***** Available records
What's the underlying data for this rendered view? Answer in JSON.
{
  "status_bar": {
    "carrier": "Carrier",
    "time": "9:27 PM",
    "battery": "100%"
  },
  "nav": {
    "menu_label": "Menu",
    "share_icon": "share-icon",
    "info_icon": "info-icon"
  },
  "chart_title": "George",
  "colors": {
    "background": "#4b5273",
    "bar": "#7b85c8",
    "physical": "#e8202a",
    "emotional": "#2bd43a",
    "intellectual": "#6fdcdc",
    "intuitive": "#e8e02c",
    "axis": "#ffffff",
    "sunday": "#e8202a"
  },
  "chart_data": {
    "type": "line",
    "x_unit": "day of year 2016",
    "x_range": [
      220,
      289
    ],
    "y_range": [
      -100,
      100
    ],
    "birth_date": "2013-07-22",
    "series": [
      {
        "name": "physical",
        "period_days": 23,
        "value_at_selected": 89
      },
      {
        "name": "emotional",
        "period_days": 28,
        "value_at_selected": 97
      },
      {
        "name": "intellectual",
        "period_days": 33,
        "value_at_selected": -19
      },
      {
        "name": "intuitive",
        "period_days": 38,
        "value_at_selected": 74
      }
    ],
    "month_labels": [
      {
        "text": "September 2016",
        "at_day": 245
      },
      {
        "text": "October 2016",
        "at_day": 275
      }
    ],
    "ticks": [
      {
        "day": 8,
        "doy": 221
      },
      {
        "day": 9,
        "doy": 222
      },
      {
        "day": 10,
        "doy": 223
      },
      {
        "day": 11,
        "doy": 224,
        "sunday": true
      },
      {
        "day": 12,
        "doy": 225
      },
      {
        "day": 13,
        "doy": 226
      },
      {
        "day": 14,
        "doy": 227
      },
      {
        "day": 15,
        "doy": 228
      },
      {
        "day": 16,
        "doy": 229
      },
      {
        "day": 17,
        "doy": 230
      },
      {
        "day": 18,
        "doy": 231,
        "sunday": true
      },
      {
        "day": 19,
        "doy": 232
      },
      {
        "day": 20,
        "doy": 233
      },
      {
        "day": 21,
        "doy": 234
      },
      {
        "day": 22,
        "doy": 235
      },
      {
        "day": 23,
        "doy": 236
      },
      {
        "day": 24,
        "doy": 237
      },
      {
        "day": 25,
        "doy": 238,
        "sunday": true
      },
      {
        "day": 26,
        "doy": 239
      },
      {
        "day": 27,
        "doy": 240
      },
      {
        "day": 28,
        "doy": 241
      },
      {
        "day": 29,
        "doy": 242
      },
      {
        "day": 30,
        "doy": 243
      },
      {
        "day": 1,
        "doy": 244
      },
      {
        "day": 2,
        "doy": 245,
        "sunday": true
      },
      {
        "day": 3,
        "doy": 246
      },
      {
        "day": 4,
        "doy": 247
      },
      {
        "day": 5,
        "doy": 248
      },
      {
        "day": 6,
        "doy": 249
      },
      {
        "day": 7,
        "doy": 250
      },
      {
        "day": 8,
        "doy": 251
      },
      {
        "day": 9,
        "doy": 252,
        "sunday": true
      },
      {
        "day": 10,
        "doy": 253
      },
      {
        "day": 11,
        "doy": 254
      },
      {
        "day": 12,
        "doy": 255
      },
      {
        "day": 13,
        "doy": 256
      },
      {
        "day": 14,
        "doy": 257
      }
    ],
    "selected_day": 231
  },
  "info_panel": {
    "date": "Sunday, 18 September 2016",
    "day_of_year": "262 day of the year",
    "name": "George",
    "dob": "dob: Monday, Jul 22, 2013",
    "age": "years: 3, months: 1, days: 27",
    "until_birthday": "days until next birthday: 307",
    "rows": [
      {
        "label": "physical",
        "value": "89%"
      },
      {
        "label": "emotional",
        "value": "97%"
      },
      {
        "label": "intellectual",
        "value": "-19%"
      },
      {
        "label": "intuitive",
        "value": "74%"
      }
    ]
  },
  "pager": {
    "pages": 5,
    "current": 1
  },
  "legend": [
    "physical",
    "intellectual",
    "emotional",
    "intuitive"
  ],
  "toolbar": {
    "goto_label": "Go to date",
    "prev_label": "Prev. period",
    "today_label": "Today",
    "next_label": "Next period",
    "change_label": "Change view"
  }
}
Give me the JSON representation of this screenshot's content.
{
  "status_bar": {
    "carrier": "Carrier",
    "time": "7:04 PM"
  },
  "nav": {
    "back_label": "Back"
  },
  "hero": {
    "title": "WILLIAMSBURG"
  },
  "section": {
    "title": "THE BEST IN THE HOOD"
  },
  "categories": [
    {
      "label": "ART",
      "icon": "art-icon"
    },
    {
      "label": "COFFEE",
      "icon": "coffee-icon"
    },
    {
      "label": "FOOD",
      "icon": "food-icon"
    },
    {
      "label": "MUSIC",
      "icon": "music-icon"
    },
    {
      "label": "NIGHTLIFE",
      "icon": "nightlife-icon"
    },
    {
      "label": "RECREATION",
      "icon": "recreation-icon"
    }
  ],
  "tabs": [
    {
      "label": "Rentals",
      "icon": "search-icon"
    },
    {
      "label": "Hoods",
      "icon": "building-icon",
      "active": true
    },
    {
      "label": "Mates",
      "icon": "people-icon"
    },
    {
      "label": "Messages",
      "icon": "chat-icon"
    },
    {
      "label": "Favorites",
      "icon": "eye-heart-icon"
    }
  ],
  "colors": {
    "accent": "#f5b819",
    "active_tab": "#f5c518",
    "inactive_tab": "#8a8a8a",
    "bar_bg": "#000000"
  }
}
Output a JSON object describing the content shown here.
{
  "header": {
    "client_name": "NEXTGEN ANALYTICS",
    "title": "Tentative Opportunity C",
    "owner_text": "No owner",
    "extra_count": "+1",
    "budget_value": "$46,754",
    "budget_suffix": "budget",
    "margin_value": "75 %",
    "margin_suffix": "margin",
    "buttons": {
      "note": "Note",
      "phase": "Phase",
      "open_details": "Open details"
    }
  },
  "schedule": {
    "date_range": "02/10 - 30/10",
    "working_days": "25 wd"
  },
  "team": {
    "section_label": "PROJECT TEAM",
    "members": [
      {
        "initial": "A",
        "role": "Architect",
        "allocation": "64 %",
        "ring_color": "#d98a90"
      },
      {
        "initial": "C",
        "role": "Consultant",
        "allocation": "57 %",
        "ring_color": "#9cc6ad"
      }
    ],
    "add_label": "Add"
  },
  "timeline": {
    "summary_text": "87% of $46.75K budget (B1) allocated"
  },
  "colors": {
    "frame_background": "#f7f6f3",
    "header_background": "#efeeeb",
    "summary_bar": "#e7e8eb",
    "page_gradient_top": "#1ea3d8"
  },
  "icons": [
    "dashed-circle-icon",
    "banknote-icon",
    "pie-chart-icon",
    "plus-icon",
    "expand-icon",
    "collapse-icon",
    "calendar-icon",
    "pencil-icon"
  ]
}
**********
> _What you are asked to do_:
Extract every line that has the string "this" in it.

> _Correct response_:
What's the underlying data for this rendered view? Answer in JSON.
Give me the JSON representation of this screenshot's content.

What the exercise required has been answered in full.